Write out every entry exactly as it stands.
::: EXTRACTED DATA :::
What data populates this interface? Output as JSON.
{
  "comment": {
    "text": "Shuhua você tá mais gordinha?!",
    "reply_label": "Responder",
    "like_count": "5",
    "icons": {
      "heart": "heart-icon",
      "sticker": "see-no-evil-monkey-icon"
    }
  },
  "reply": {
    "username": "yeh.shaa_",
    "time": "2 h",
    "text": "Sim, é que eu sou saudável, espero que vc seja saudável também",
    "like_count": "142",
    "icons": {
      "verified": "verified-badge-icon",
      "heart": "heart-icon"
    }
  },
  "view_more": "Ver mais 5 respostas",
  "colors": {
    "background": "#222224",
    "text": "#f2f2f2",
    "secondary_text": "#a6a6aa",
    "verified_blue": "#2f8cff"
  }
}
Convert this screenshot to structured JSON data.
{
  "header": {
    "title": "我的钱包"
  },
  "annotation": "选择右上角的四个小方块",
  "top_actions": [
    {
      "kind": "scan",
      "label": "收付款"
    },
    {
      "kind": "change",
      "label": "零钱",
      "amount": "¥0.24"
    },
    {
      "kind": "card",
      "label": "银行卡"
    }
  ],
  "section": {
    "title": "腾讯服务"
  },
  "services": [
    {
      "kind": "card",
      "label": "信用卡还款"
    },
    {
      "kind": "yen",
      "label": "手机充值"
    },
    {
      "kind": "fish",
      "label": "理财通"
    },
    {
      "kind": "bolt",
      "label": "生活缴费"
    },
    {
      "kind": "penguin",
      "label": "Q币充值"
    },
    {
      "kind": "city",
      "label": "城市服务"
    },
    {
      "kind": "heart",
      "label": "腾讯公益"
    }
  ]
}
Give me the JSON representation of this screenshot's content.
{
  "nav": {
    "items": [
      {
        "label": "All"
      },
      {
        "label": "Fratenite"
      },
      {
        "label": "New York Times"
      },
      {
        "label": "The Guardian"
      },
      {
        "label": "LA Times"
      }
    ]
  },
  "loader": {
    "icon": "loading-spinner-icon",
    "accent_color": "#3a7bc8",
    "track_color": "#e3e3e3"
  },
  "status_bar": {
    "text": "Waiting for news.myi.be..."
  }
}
:::
▶ RESULT OF THIS TASK
What data populates this interface? Output as JSON.
{
  "comment": {
    "text": "Shuhua você tá mais gordinha?!",
    "reply_label": "Responder",
    "like_count": "5",
    "icons": {
      "heart": "heart-icon",
      "sticker": "see-no-evil-monkey-icon"
    }
  },
  "reply": {
    "username": "yeh.shaa_",
    "time": "2 h",
    "text": "Sim, é que eu sou saudável, espero que vc seja saudável também",
    "like_count": "142",
    "icons": {
      "verified": "verified-badge-icon",
      "heart": "heart-icon"
    }
  },
  "view_more": "Ver mais 5 respostas",
  "colors": {
    "background": "#222224",
    "text": "#f2f2f2",
    "secondary_text": "#a6a6aa",
    "verified_blue": "#2f8cff"
  }
}
Convert this screenshot to structured JSON data.
{
  "header": {
    "title": "我的钱包"
  },
  "annotation": "选择右上角的四个小方块",
  "top_actions": [
    {
      "kind": "scan",
      "label": "收付款"
    },
    {
      "kind": "change",
      "label": "零钱",
      "amount": "¥0.24"
    },
    {
      "kind": "card",
      "label": "银行卡"
    }
  ],
  "section": {
    "title": "腾讯服务"
  },
  "services": [
    {
      "kind": "card",
      "label": "信用卡还款"
    },
    {
      "kind": "yen",
      "label": "手机充值"
    },
    {
      "kind": "fish",
      "label": "理财通"
    },
    {
      "kind": "bolt",
      "label": "生活缴费"
    },
    {
      "kind": "penguin",
      "label": "Q币充值"
    },
    {
      "kind": "city",
      "label": "城市服务"
    },
    {
      "kind": "heart",
      "label": "腾讯公益"
    }
  ]
}
Give me the JSON representation of this screenshot's content.
{
  "nav": {
    "items": [
      {
        "label": "All"
      },
      {
        "label": "Fratenite"
      },
      {
        "label": "New York Times"
      },
      {
        "label": "The Guardian"
      },
      {
        "label": "LA Times"
      }
    ]
  },
  "loader": {
    "icon": "loading-spinner-icon",
    "accent_color": "#3a7bc8",
    "track_color": "#e3e3e3"
  },
  "status_bar": {
    "text": "Waiting for news.myi.be..."
  }
}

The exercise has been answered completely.